• **Exercise task**: Can the data below be echoed back word for word?

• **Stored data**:

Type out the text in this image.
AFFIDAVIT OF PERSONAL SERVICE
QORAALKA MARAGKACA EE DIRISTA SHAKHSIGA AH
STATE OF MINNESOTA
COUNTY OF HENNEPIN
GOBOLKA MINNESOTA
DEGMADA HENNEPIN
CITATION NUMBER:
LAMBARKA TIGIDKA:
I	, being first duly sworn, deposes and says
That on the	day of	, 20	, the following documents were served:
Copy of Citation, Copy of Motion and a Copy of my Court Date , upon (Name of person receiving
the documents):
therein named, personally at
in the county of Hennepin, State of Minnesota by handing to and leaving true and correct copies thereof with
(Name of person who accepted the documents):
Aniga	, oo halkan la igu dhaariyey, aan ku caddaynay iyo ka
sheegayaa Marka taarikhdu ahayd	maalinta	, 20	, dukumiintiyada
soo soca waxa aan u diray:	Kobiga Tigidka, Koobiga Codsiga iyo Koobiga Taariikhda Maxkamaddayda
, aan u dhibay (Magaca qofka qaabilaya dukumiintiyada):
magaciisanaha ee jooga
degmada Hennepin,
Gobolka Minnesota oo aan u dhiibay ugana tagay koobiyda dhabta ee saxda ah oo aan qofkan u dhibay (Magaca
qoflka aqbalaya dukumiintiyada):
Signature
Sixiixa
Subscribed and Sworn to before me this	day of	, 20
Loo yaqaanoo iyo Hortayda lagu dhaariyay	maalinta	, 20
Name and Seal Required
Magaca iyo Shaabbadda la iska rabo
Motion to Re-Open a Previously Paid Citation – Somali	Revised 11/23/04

• **Problem solution**:
Type out the text in this image.
AFFIDAVIT OF PERSONAL SERVICE
QORAALKA MARAGKACA EE DIRISTA SHAKHSIGA AH
STATE OF MINNESOTA
COUNTY OF HENNEPIN
GOBOLKA MINNESOTA
DEGMADA HENNEPIN
CITATION NUMBER:
LAMBARKA TIGIDKA:
I	, being first duly sworn, deposes and says
That on the	day of	, 20	, the following documents were served:
Copy of Citation, Copy of Motion and a Copy of my Court Date , upon (Name of person receiving
the documents):
therein named, personally at
in the county of Hennepin, State of Minnesota by handing to and leaving true and correct copies thereof with
(Name of person who accepted the documents):
Aniga	, oo halkan la igu dhaariyey, aan ku caddaynay iyo ka
sheegayaa Marka taarikhdu ahayd	maalinta	, 20	, dukumiintiyada
soo soca waxa aan u diray:	Kobiga Tigidka, Koobiga Codsiga iyo Koobiga Taariikhda Maxkamaddayda
, aan u dhibay (Magaca qofka qaabilaya dukumiintiyada):
magaciisanaha ee jooga
degmada Hennepin,
Gobolka Minnesota oo aan u dhiibay ugana tagay koobiyda dhabta ee saxda ah oo aan qofkan u dhibay (Magaca
qoflka aqbalaya dukumiintiyada):
Signature
Sixiixa
Subscribed and Sworn to before me this	day of	, 20
Loo yaqaanoo iyo Hortayda lagu dhaariyay	maalinta	, 20
Name and Seal Required
Magaca iyo Shaabbadda la iska rabo
Motion to Re-Open a Previously Paid Citation – Somali	Revised 11/23/04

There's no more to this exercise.